> **Directions**:
Below are records to repeat exactly. Omit the pictures from the copy.

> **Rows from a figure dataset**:
......

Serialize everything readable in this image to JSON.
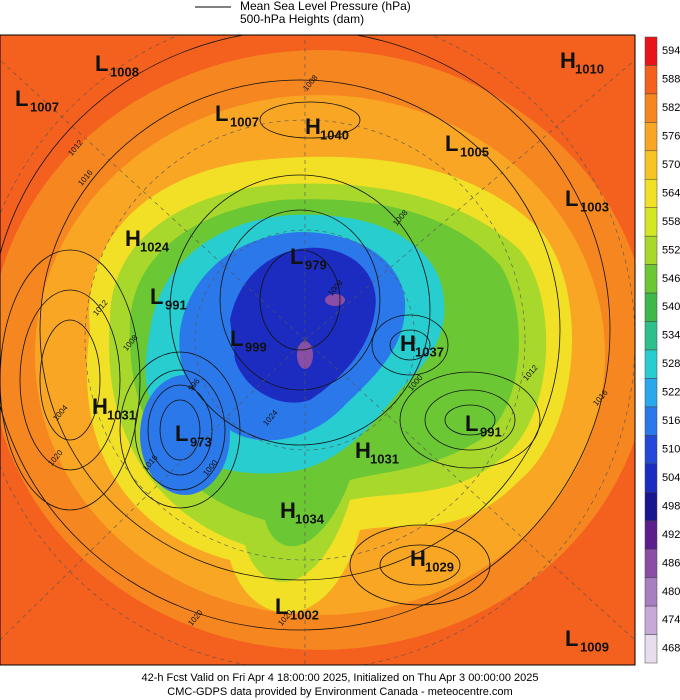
{
  "header": {
    "line1": "Mean Sea Level Pressure (hPa)",
    "line2": "500-hPa Heights (dam)"
  },
  "colorbar": {
    "labels": [
      594,
      588,
      582,
      576,
      570,
      564,
      558,
      552,
      546,
      540,
      534,
      528,
      522,
      516,
      510,
      504,
      498,
      492,
      486,
      480,
      474,
      468
    ],
    "colors": [
      "#e8141c",
      "#f4601e",
      "#f6861f",
      "#f8a623",
      "#f7c523",
      "#f1e025",
      "#d4e624",
      "#a8d82c",
      "#6cc735",
      "#3fb84a",
      "#2ec08c",
      "#28cdd0",
      "#2aa8ee",
      "#2a78ea",
      "#2448d8",
      "#1c2cc0",
      "#1a1690",
      "#5b1e8c",
      "#8a4ea6",
      "#a87fc0",
      "#c7a9d8",
      "#e8dcef"
    ]
  },
  "centers": [
    {
      "letter": "L",
      "value": 1008
    },
    {
      "letter": "L",
      "value": 1007
    },
    {
      "letter": "L",
      "value": 1007
    },
    {
      "letter": "H",
      "value": 1040
    },
    {
      "letter": "L",
      "value": 1005
    },
    {
      "letter": "H",
      "value": 1010
    },
    {
      "letter": "L",
      "value": 1003
    },
    {
      "letter": "H",
      "value": 1024
    },
    {
      "letter": "L",
      "value": 979
    },
    {
      "letter": "L",
      "value": 991
    },
    {
      "letter": "L",
      "value": 999
    },
    {
      "letter": "H",
      "value": 1037
    },
    {
      "letter": "H",
      "value": 1031
    },
    {
      "letter": "L",
      "value": 973
    },
    {
      "letter": "L",
      "value": 991
    },
    {
      "letter": "H",
      "value": 1031
    },
    {
      "letter": "H",
      "value": 1034
    },
    {
      "letter": "H",
      "value": 1029
    },
    {
      "letter": "L",
      "value": 1002
    },
    {
      "letter": "L",
      "value": 1009
    }
  ],
  "contour_labels": [
    1008,
    1012,
    1016,
    1012,
    1008,
    1004,
    1020,
    1024,
    996,
    1000,
    1008,
    1016,
    1020,
    1012,
    1016,
    1020,
    1008,
    1000
  ],
  "footer": {
    "line1": "42-h Fcst Valid on Fri Apr  4 18:00:00 2025, Initialized on Thu Apr  3 00:00:00 2025",
    "line2": "CMC-GDPS data provided by Environment Canada - meteocentre.com"
  }
}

......

> **Finished task**:
Serialize everything readable in this image to JSON.
{
  "header": {
    "line1": "Mean Sea Level Pressure (hPa)",
    "line2": "500-hPa Heights (dam)"
  },
  "colorbar": {
    "labels": [
      594,
      588,
      582,
      576,
      570,
      564,
      558,
      552,
      546,
      540,
      534,
      528,
      522,
      516,
      510,
      504,
      498,
      492,
      486,
      480,
      474,
      468
    ],
    "colors": [
      "#e8141c",
      "#f4601e",
      "#f6861f",
      "#f8a623",
      "#f7c523",
      "#f1e025",
      "#d4e624",
      "#a8d82c",
      "#6cc735",
      "#3fb84a",
      "#2ec08c",
      "#28cdd0",
      "#2aa8ee",
      "#2a78ea",
      "#2448d8",
      "#1c2cc0",
      "#1a1690",
      "#5b1e8c",
      "#8a4ea6",
      "#a87fc0",
      "#c7a9d8",
      "#e8dcef"
    ]
  },
  "centers": [
    {
      "letter": "L",
      "value": 1008
    },
    {
      "letter": "L",
      "value": 1007
    },
    {
      "letter": "L",
      "value": 1007
    },
    {
      "letter": "H",
      "value": 1040
    },
    {
      "letter": "L",
      "value": 1005
    },
    {
      "letter": "H",
      "value": 1010
    },
    {
      "letter": "L",
      "value": 1003
    },
    {
      "letter": "H",
      "value": 1024
    },
    {
      "letter": "L",
      "value": 979
    },
    {
      "letter": "L",
      "value": 991
    },
    {
      "letter": "L",
      "value": 999
    },
    {
      "letter": "H",
      "value": 1037
    },
    {
      "letter": "H",
      "value": 1031
    },
    {
      "letter": "L",
      "value": 973
    },
    {
      "letter": "L",
      "value": 991
    },
    {
      "letter": "H",
      "value": 1031
    },
    {
      "letter": "H",
      "value": 1034
    },
    {
      "letter": "H",
      "value": 1029
    },
    {
      "letter": "L",
      "value": 1002
    },
    {
      "letter": "L",
      "value": 1009
    }
  ],
  "contour_labels": [
    1008,
    1012,
    1016,
    1012,
    1008,
    1004,
    1020,
    1024,
    996,
    1000,
    1008,
    1016,
    1020,
    1012,
    1016,
    1020,
    1008,
    1000
  ],
  "footer": {
    "line1": "42-h Fcst Valid on Fri Apr  4 18:00:00 2025, Initialized on Thu Apr  3 00:00:00 2025",
    "line2": "CMC-GDPS data provided by Environment Canada - meteocentre.com"
  }
}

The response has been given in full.